**DIRECTIVE**: Print every one of the lines that follow, reproducing each character unchanged.

**Data drawn from a collection**:

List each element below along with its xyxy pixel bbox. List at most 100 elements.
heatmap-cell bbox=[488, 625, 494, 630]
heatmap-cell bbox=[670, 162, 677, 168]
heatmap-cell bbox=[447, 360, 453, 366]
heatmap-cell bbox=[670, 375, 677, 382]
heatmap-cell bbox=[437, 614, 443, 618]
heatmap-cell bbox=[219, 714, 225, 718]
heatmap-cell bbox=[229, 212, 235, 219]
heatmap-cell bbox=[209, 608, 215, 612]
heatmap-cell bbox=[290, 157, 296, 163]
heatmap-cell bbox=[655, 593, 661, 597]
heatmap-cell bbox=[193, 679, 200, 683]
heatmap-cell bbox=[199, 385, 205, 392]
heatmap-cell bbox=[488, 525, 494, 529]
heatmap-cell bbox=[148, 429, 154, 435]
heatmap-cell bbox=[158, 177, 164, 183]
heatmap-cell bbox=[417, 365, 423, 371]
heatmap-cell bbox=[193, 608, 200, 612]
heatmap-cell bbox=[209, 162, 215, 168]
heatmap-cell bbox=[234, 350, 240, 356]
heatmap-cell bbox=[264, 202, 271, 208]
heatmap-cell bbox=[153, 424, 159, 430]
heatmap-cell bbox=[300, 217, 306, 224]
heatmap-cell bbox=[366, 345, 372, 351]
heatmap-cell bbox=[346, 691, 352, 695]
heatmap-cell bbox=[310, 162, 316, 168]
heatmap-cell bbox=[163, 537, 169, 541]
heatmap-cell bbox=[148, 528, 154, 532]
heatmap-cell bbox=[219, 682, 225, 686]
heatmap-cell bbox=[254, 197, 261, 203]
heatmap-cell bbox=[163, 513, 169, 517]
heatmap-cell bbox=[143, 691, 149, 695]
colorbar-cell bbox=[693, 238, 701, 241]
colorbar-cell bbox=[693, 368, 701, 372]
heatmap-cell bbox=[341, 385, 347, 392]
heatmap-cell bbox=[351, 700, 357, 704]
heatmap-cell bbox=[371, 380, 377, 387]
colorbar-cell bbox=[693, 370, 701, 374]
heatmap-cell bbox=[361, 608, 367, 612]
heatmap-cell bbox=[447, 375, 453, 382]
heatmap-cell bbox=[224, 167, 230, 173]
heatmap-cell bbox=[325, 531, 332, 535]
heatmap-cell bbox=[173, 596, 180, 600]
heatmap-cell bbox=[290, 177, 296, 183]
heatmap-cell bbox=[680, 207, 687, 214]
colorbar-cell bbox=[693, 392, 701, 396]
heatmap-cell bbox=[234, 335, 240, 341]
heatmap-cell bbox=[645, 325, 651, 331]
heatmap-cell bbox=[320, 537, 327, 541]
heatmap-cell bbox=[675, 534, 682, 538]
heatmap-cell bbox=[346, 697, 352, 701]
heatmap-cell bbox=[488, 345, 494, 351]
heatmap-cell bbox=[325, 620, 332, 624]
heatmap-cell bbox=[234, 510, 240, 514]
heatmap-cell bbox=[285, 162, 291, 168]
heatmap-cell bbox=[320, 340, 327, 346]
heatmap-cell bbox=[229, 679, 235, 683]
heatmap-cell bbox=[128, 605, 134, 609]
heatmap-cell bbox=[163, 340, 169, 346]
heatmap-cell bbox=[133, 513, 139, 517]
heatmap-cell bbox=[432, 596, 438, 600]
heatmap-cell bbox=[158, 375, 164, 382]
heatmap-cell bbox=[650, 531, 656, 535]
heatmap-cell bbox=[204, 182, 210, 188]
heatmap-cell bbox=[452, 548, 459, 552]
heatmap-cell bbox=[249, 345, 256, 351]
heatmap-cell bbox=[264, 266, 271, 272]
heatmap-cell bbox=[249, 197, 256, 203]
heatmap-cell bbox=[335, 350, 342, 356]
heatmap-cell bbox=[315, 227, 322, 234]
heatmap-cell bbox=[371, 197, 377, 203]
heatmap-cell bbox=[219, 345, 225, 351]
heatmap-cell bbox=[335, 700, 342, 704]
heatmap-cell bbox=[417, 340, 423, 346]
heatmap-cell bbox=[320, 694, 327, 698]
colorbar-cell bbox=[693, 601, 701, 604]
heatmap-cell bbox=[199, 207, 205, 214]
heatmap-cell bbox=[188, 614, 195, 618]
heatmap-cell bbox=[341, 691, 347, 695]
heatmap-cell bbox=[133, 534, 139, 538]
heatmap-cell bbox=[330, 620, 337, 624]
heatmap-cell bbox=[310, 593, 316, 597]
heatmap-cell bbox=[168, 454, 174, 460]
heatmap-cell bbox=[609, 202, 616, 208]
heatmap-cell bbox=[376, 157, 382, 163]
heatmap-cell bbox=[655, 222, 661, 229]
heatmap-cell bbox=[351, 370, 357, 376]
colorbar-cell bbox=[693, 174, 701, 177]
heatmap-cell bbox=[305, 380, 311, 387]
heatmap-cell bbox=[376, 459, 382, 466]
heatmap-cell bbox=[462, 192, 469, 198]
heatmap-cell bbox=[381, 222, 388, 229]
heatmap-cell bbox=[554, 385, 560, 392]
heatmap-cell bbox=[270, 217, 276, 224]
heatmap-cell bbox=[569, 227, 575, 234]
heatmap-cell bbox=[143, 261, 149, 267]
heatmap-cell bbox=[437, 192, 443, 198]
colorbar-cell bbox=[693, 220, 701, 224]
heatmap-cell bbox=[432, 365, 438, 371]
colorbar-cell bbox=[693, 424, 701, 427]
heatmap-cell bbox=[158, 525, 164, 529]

**SOLUTION**:
List each element below along with its xyxy pixel bbox. List at most 100 elements.
heatmap-cell bbox=[488, 625, 494, 630]
heatmap-cell bbox=[670, 162, 677, 168]
heatmap-cell bbox=[447, 360, 453, 366]
heatmap-cell bbox=[670, 375, 677, 382]
heatmap-cell bbox=[437, 614, 443, 618]
heatmap-cell bbox=[219, 714, 225, 718]
heatmap-cell bbox=[229, 212, 235, 219]
heatmap-cell bbox=[209, 608, 215, 612]
heatmap-cell bbox=[290, 157, 296, 163]
heatmap-cell bbox=[655, 593, 661, 597]
heatmap-cell bbox=[193, 679, 200, 683]
heatmap-cell bbox=[199, 385, 205, 392]
heatmap-cell bbox=[488, 525, 494, 529]
heatmap-cell bbox=[148, 429, 154, 435]
heatmap-cell bbox=[158, 177, 164, 183]
heatmap-cell bbox=[417, 365, 423, 371]
heatmap-cell bbox=[193, 608, 200, 612]
heatmap-cell bbox=[209, 162, 215, 168]
heatmap-cell bbox=[234, 350, 240, 356]
heatmap-cell bbox=[264, 202, 271, 208]
heatmap-cell bbox=[153, 424, 159, 430]
heatmap-cell bbox=[300, 217, 306, 224]
heatmap-cell bbox=[366, 345, 372, 351]
heatmap-cell bbox=[346, 691, 352, 695]
heatmap-cell bbox=[310, 162, 316, 168]
heatmap-cell bbox=[163, 537, 169, 541]
heatmap-cell bbox=[148, 528, 154, 532]
heatmap-cell bbox=[219, 682, 225, 686]
heatmap-cell bbox=[254, 197, 261, 203]
heatmap-cell bbox=[163, 513, 169, 517]
heatmap-cell bbox=[143, 691, 149, 695]
colorbar-cell bbox=[693, 238, 701, 241]
colorbar-cell bbox=[693, 368, 701, 372]
heatmap-cell bbox=[341, 385, 347, 392]
heatmap-cell bbox=[351, 700, 357, 704]
heatmap-cell bbox=[371, 380, 377, 387]
colorbar-cell bbox=[693, 370, 701, 374]
heatmap-cell bbox=[361, 608, 367, 612]
heatmap-cell bbox=[447, 375, 453, 382]
heatmap-cell bbox=[224, 167, 230, 173]
heatmap-cell bbox=[325, 531, 332, 535]
heatmap-cell bbox=[173, 596, 180, 600]
heatmap-cell bbox=[290, 177, 296, 183]
heatmap-cell bbox=[680, 207, 687, 214]
colorbar-cell bbox=[693, 392, 701, 396]
heatmap-cell bbox=[234, 335, 240, 341]
heatmap-cell bbox=[645, 325, 651, 331]
heatmap-cell bbox=[320, 537, 327, 541]
heatmap-cell bbox=[675, 534, 682, 538]
heatmap-cell bbox=[346, 697, 352, 701]
heatmap-cell bbox=[488, 345, 494, 351]
heatmap-cell bbox=[325, 620, 332, 624]
heatmap-cell bbox=[234, 510, 240, 514]
heatmap-cell bbox=[285, 162, 291, 168]
heatmap-cell bbox=[320, 340, 327, 346]
heatmap-cell bbox=[229, 679, 235, 683]
heatmap-cell bbox=[128, 605, 134, 609]
heatmap-cell bbox=[163, 340, 169, 346]
heatmap-cell bbox=[133, 513, 139, 517]
heatmap-cell bbox=[432, 596, 438, 600]
heatmap-cell bbox=[158, 375, 164, 382]
heatmap-cell bbox=[650, 531, 656, 535]
heatmap-cell bbox=[204, 182, 210, 188]
heatmap-cell bbox=[452, 548, 459, 552]
heatmap-cell bbox=[249, 345, 256, 351]
heatmap-cell bbox=[264, 266, 271, 272]
heatmap-cell bbox=[249, 197, 256, 203]
heatmap-cell bbox=[335, 350, 342, 356]
heatmap-cell bbox=[315, 227, 322, 234]
heatmap-cell bbox=[371, 197, 377, 203]
heatmap-cell bbox=[219, 345, 225, 351]
heatmap-cell bbox=[335, 700, 342, 704]
heatmap-cell bbox=[417, 340, 423, 346]
heatmap-cell bbox=[320, 694, 327, 698]
colorbar-cell bbox=[693, 601, 701, 604]
heatmap-cell bbox=[199, 207, 205, 214]
heatmap-cell bbox=[188, 614, 195, 618]
heatmap-cell bbox=[341, 691, 347, 695]
heatmap-cell bbox=[133, 534, 139, 538]
heatmap-cell bbox=[330, 620, 337, 624]
heatmap-cell bbox=[310, 593, 316, 597]
heatmap-cell bbox=[168, 454, 174, 460]
heatmap-cell bbox=[609, 202, 616, 208]
heatmap-cell bbox=[376, 157, 382, 163]
heatmap-cell bbox=[655, 222, 661, 229]
heatmap-cell bbox=[351, 370, 357, 376]
colorbar-cell bbox=[693, 174, 701, 177]
heatmap-cell bbox=[305, 380, 311, 387]
heatmap-cell bbox=[376, 459, 382, 466]
heatmap-cell bbox=[462, 192, 469, 198]
heatmap-cell bbox=[381, 222, 388, 229]
heatmap-cell bbox=[554, 385, 560, 392]
heatmap-cell bbox=[270, 217, 276, 224]
heatmap-cell bbox=[569, 227, 575, 234]
heatmap-cell bbox=[143, 261, 149, 267]
heatmap-cell bbox=[437, 192, 443, 198]
colorbar-cell bbox=[693, 220, 701, 224]
heatmap-cell bbox=[432, 365, 438, 371]
colorbar-cell bbox=[693, 424, 701, 427]
heatmap-cell bbox=[158, 525, 164, 529]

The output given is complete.